Short problem:
Present the following entries again, word for word and in full.

Stored data:
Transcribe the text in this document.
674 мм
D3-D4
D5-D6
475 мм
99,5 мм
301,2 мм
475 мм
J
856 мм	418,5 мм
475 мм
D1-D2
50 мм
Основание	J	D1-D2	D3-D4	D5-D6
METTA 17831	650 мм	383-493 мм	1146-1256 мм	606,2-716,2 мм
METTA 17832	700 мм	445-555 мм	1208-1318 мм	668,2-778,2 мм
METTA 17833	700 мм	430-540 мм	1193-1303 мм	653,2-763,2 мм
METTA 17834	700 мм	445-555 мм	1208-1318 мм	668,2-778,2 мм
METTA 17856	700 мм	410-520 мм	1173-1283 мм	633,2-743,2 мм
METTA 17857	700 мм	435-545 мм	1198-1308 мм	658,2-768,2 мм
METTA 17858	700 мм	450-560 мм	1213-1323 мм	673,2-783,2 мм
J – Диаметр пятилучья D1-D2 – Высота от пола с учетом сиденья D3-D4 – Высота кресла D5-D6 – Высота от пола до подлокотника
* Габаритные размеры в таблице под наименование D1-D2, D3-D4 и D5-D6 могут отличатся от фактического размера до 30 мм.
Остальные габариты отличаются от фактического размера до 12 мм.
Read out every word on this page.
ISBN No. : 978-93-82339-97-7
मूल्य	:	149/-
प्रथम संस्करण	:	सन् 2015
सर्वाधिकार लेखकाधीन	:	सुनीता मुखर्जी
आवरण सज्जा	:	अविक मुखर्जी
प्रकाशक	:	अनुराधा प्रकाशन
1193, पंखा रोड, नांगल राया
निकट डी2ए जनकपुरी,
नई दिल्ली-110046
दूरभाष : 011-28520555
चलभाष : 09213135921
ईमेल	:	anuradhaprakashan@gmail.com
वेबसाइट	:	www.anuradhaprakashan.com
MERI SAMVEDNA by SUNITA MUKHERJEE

Solution to this exercise:
Transcribe the text in this document.
674 мм
D3-D4
D5-D6
475 мм
99,5 мм
301,2 мм
475 мм
J
856 мм	418,5 мм
475 мм
D1-D2
50 мм
Основание	J	D1-D2	D3-D4	D5-D6
METTA 17831	650 мм	383-493 мм	1146-1256 мм	606,2-716,2 мм
METTA 17832	700 мм	445-555 мм	1208-1318 мм	668,2-778,2 мм
METTA 17833	700 мм	430-540 мм	1193-1303 мм	653,2-763,2 мм
METTA 17834	700 мм	445-555 мм	1208-1318 мм	668,2-778,2 мм
METTA 17856	700 мм	410-520 мм	1173-1283 мм	633,2-743,2 мм
METTA 17857	700 мм	435-545 мм	1198-1308 мм	658,2-768,2 мм
METTA 17858	700 мм	450-560 мм	1213-1323 мм	673,2-783,2 мм
J – Диаметр пятилучья D1-D2 – Высота от пола с учетом сиденья D3-D4 – Высота кресла D5-D6 – Высота от пола до подлокотника
* Габаритные размеры в таблице под наименование D1-D2, D3-D4 и D5-D6 могут отличатся от фактического размера до 30 мм.
Остальные габариты отличаются от фактического размера до 12 мм.
Read out every word on this page.
ISBN No. : 978-93-82339-97-7
मूल्य	:	149/-
प्रथम संस्करण	:	सन् 2015
सर्वाधिकार लेखकाधीन	:	सुनीता मुखर्जी
आवरण सज्जा	:	अविक मुखर्जी
प्रकाशक	:	अनुराधा प्रकाशन
1193, पंखा रोड, नांगल राया
निकट डी2ए जनकपुरी,
नई दिल्ली-110046
दूरभाष : 011-28520555
चलभाष : 09213135921
ईमेल	:	anuradhaprakashan@gmail.com
वेबसाइट	:	www.anuradhaprakashan.com
MERI SAMVEDNA by SUNITA MUKHERJEE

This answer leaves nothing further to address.